> _Objective_: Gather each line containing the string "screenshot" from these entries.

> _Data for the task_:

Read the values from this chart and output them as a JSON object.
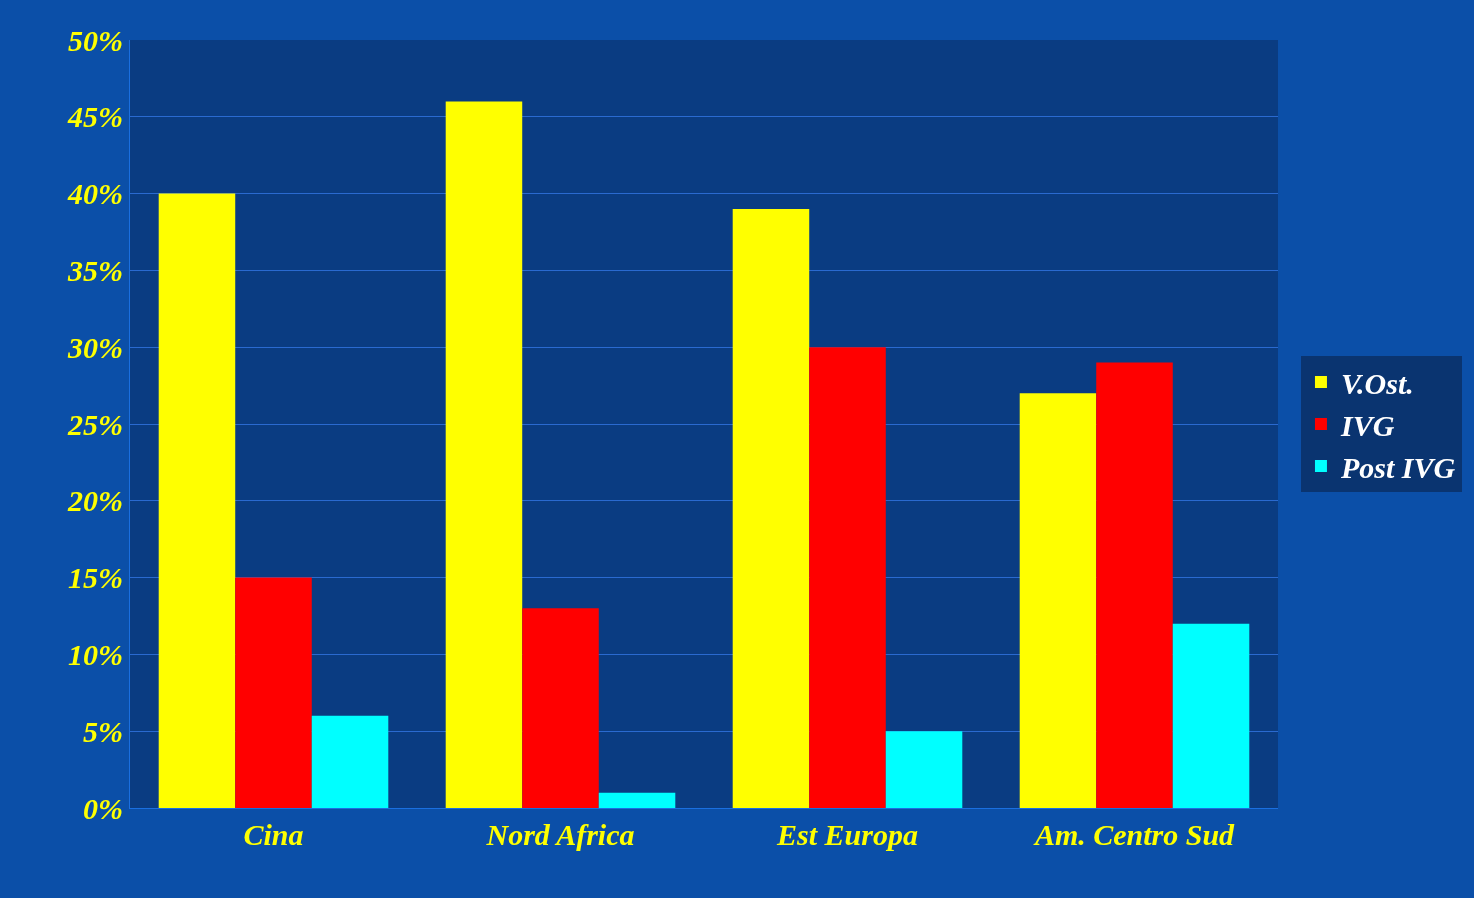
{
  "chart_data": {
    "type": "bar",
    "categories": [
      "Cina",
      "Nord Africa",
      "Est Europa",
      "Am. Centro Sud"
    ],
    "series": [
      {
        "name": "V.Ost.",
        "color": "#ffff00",
        "values": [
          40,
          46,
          39,
          27
        ]
      },
      {
        "name": "IVG",
        "color": "#ff0000",
        "values": [
          15,
          13,
          30,
          29
        ]
      },
      {
        "name": "Post IVG",
        "color": "#00ffff",
        "values": [
          6,
          1,
          5,
          12
        ]
      }
    ],
    "ylim": [
      0,
      50
    ],
    "yticks": [
      {
        "value": 0,
        "label": "0%"
      },
      {
        "value": 5,
        "label": "5%"
      },
      {
        "value": 10,
        "label": "10%"
      },
      {
        "value": 15,
        "label": "15%"
      },
      {
        "value": 20,
        "label": "20%"
      },
      {
        "value": 25,
        "label": "25%"
      },
      {
        "value": 30,
        "label": "30%"
      },
      {
        "value": 35,
        "label": "35%"
      },
      {
        "value": 40,
        "label": "40%"
      },
      {
        "value": 45,
        "label": "45%"
      },
      {
        "value": 50,
        "label": "50%"
      }
    ],
    "grid": "y",
    "legend": "right"
  }
}
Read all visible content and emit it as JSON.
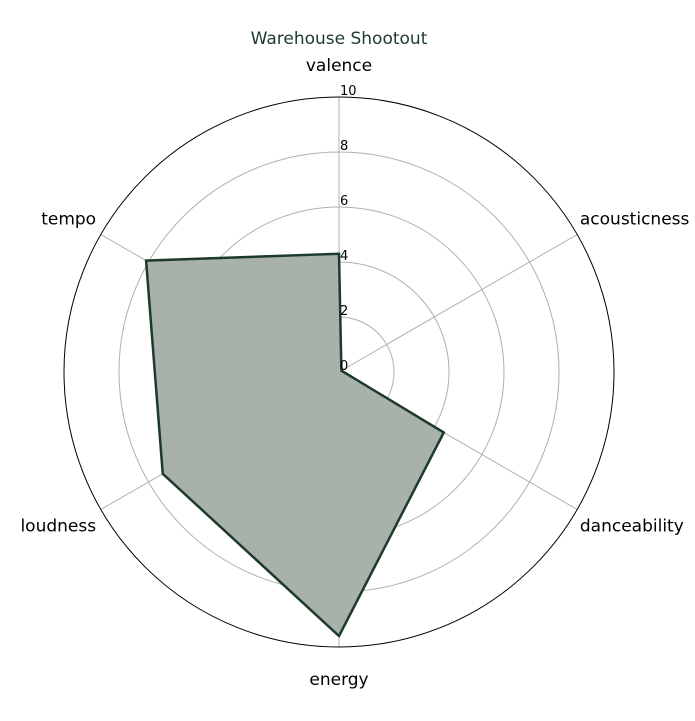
{
  "chart_data": {
    "type": "radar",
    "title": "Warehouse Shootout",
    "categories": [
      "valence",
      "acousticness",
      "danceability",
      "energy",
      "loudness",
      "tempo"
    ],
    "series": [
      {
        "values": [
          4.3,
          0.1,
          4.4,
          9.6,
          7.4,
          8.1
        ]
      }
    ],
    "rlim": [
      0,
      10
    ],
    "rticks": [
      "0",
      "2",
      "4",
      "6",
      "8",
      "10"
    ],
    "grid": true,
    "colors": {
      "line": "#1e3a2a",
      "fill": "#a8b1aa",
      "title": "#1e3a2a"
    }
  }
}
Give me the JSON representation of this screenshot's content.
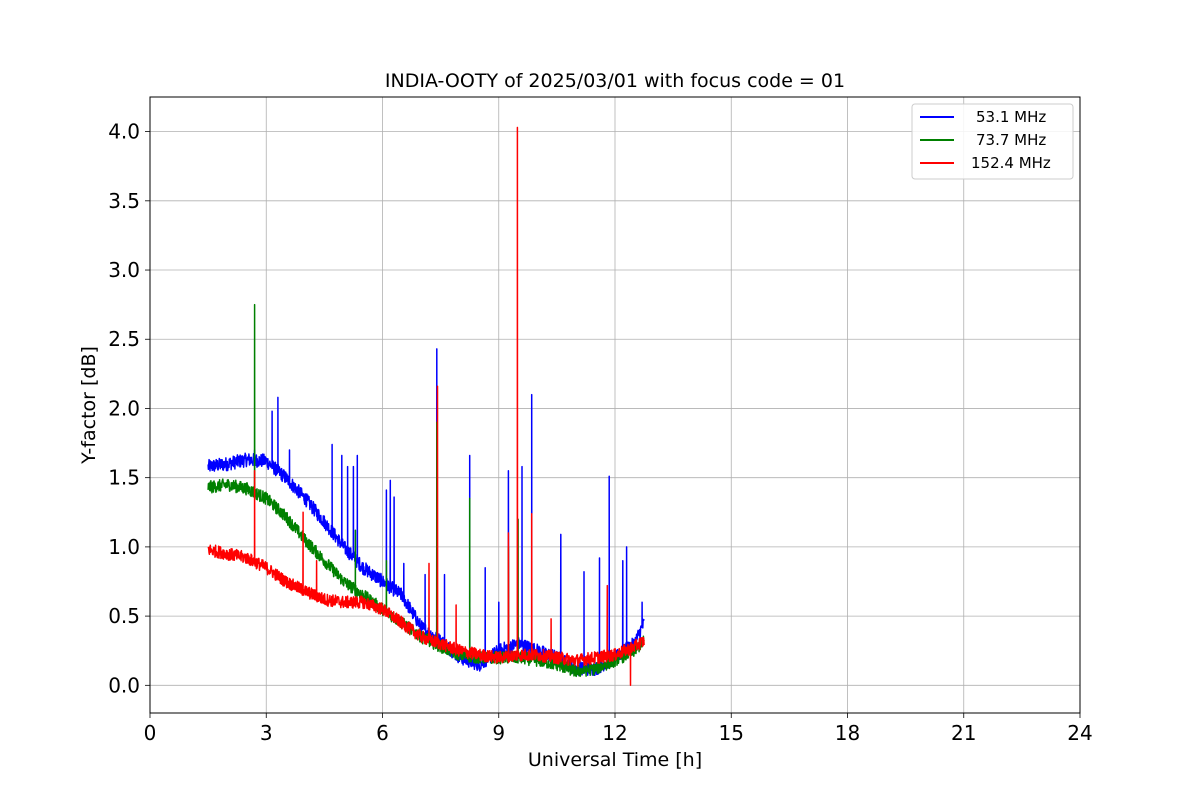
{
  "chart_data": {
    "type": "line",
    "title": "INDIA-OOTY of 2025/03/01 with focus code = 01",
    "xlabel": "Universal Time [h]",
    "ylabel": "Y-factor [dB]",
    "xlim": [
      0,
      24
    ],
    "ylim": [
      -0.2,
      4.25
    ],
    "xticks": [
      0,
      3,
      6,
      9,
      12,
      15,
      18,
      21,
      24
    ],
    "yticks": [
      0.0,
      0.5,
      1.0,
      1.5,
      2.0,
      2.5,
      3.0,
      3.5,
      4.0
    ],
    "xtick_labels": [
      "0",
      "3",
      "6",
      "9",
      "12",
      "15",
      "18",
      "21",
      "24"
    ],
    "ytick_labels": [
      "0.0",
      "0.5",
      "1.0",
      "1.5",
      "2.0",
      "2.5",
      "3.0",
      "3.5",
      "4.0"
    ],
    "grid": true,
    "legend_position": "top-right",
    "series": [
      {
        "name": "53.1 MHz",
        "color": "#0000ff",
        "noise": 0.05,
        "x": [
          1.5,
          2.0,
          2.5,
          3.0,
          3.5,
          4.0,
          4.5,
          5.0,
          5.5,
          6.0,
          6.5,
          7.0,
          7.5,
          8.0,
          8.5,
          9.0,
          9.5,
          10.0,
          10.5,
          11.0,
          11.5,
          12.0,
          12.5,
          12.75
        ],
        "y": [
          1.58,
          1.6,
          1.63,
          1.62,
          1.5,
          1.35,
          1.18,
          1.0,
          0.85,
          0.75,
          0.65,
          0.42,
          0.32,
          0.2,
          0.15,
          0.25,
          0.3,
          0.25,
          0.2,
          0.12,
          0.12,
          0.2,
          0.3,
          0.45
        ],
        "spikes": [
          {
            "x": 2.7,
            "y": 1.7
          },
          {
            "x": 3.15,
            "y": 1.98
          },
          {
            "x": 3.3,
            "y": 2.08
          },
          {
            "x": 3.6,
            "y": 1.7
          },
          {
            "x": 4.7,
            "y": 1.74
          },
          {
            "x": 4.95,
            "y": 1.66
          },
          {
            "x": 5.1,
            "y": 1.58
          },
          {
            "x": 5.35,
            "y": 1.66
          },
          {
            "x": 5.25,
            "y": 1.58
          },
          {
            "x": 6.1,
            "y": 1.41
          },
          {
            "x": 6.2,
            "y": 1.48
          },
          {
            "x": 6.3,
            "y": 1.36
          },
          {
            "x": 6.55,
            "y": 0.88
          },
          {
            "x": 7.1,
            "y": 0.8
          },
          {
            "x": 7.4,
            "y": 2.43
          },
          {
            "x": 7.6,
            "y": 0.8
          },
          {
            "x": 8.25,
            "y": 1.66
          },
          {
            "x": 8.65,
            "y": 0.85
          },
          {
            "x": 9.0,
            "y": 0.6
          },
          {
            "x": 9.25,
            "y": 1.55
          },
          {
            "x": 9.6,
            "y": 1.58
          },
          {
            "x": 9.85,
            "y": 2.1
          },
          {
            "x": 10.6,
            "y": 1.09
          },
          {
            "x": 11.2,
            "y": 0.82
          },
          {
            "x": 11.6,
            "y": 0.92
          },
          {
            "x": 11.85,
            "y": 1.51
          },
          {
            "x": 12.2,
            "y": 0.9
          },
          {
            "x": 12.3,
            "y": 1.0
          },
          {
            "x": 12.7,
            "y": 0.6
          }
        ]
      },
      {
        "name": "73.7 MHz",
        "color": "#008000",
        "noise": 0.045,
        "x": [
          1.5,
          2.0,
          2.5,
          3.0,
          3.5,
          4.0,
          4.5,
          5.0,
          5.5,
          6.0,
          6.5,
          7.0,
          7.5,
          8.0,
          8.5,
          9.0,
          9.5,
          10.0,
          10.5,
          11.0,
          11.5,
          12.0,
          12.5,
          12.75
        ],
        "y": [
          1.43,
          1.45,
          1.42,
          1.35,
          1.22,
          1.05,
          0.9,
          0.75,
          0.65,
          0.55,
          0.45,
          0.35,
          0.28,
          0.22,
          0.2,
          0.2,
          0.2,
          0.18,
          0.15,
          0.1,
          0.12,
          0.18,
          0.25,
          0.32
        ],
        "spikes": [
          {
            "x": 2.7,
            "y": 2.75
          },
          {
            "x": 5.3,
            "y": 1.12
          },
          {
            "x": 6.1,
            "y": 0.9
          },
          {
            "x": 7.4,
            "y": 1.9
          },
          {
            "x": 8.25,
            "y": 1.35
          },
          {
            "x": 9.25,
            "y": 1.0
          },
          {
            "x": 9.5,
            "y": 1.2
          }
        ]
      },
      {
        "name": "152.4 MHz",
        "color": "#ff0000",
        "noise": 0.045,
        "x": [
          1.5,
          2.0,
          2.5,
          3.0,
          3.5,
          4.0,
          4.5,
          5.0,
          5.5,
          6.0,
          6.5,
          7.0,
          7.5,
          8.0,
          8.5,
          9.0,
          9.5,
          10.0,
          10.5,
          11.0,
          11.5,
          12.0,
          12.5,
          12.75
        ],
        "y": [
          0.98,
          0.95,
          0.92,
          0.85,
          0.75,
          0.68,
          0.62,
          0.6,
          0.6,
          0.55,
          0.45,
          0.35,
          0.3,
          0.25,
          0.22,
          0.2,
          0.22,
          0.22,
          0.2,
          0.18,
          0.2,
          0.22,
          0.28,
          0.32
        ],
        "spikes": [
          {
            "x": 2.7,
            "y": 1.55
          },
          {
            "x": 3.95,
            "y": 1.25
          },
          {
            "x": 4.3,
            "y": 0.9
          },
          {
            "x": 7.2,
            "y": 0.88
          },
          {
            "x": 7.42,
            "y": 2.16
          },
          {
            "x": 7.9,
            "y": 0.58
          },
          {
            "x": 9.25,
            "y": 1.1
          },
          {
            "x": 9.48,
            "y": 4.03
          },
          {
            "x": 9.85,
            "y": 1.24
          },
          {
            "x": 10.35,
            "y": 0.48
          },
          {
            "x": 11.8,
            "y": 0.72
          },
          {
            "x": 12.4,
            "y": 0.0
          }
        ]
      }
    ]
  }
}
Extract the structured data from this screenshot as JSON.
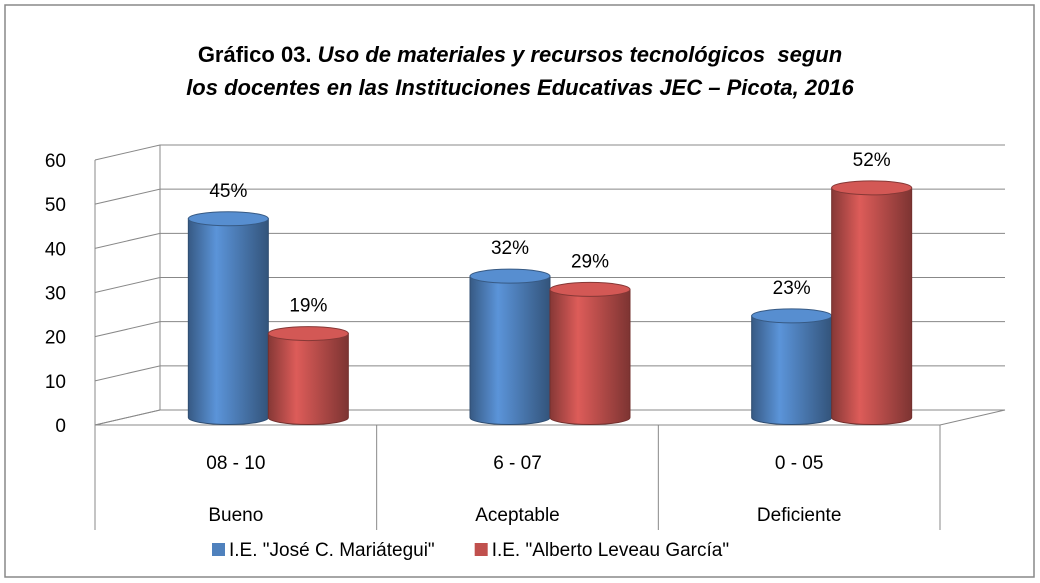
{
  "chart_data": {
    "type": "bar3d",
    "title_number": "Gráfico 03.",
    "title": "Uso de materiales y recursos tecnológicos  segun los docentes en las Instituciones Educativas JEC – Picota, 2016",
    "categories": [
      "08 - 10",
      "6 - 07",
      "0 - 05"
    ],
    "groups": [
      "Bueno",
      "Aceptable",
      "Deficiente"
    ],
    "series": [
      {
        "name": "I.E. \"José C. Mariátegui\"",
        "color": "#4f81bd",
        "values": [
          45,
          32,
          23
        ],
        "value_labels": [
          "45%",
          "32%",
          "23%"
        ]
      },
      {
        "name": "I.E. \"Alberto Leveau García\"",
        "color": "#c0504d",
        "values": [
          19,
          29,
          52
        ],
        "value_labels": [
          "19%",
          "29%",
          "52%"
        ]
      }
    ],
    "ylim": [
      0,
      60
    ],
    "yticks": [
      0,
      10,
      20,
      30,
      40,
      50,
      60
    ],
    "grid": true,
    "legend": "bottom"
  }
}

> _Correct response_:
Give me the JSON representation of this screenshot's content.
Extract the structured data from this screenshot as JSON.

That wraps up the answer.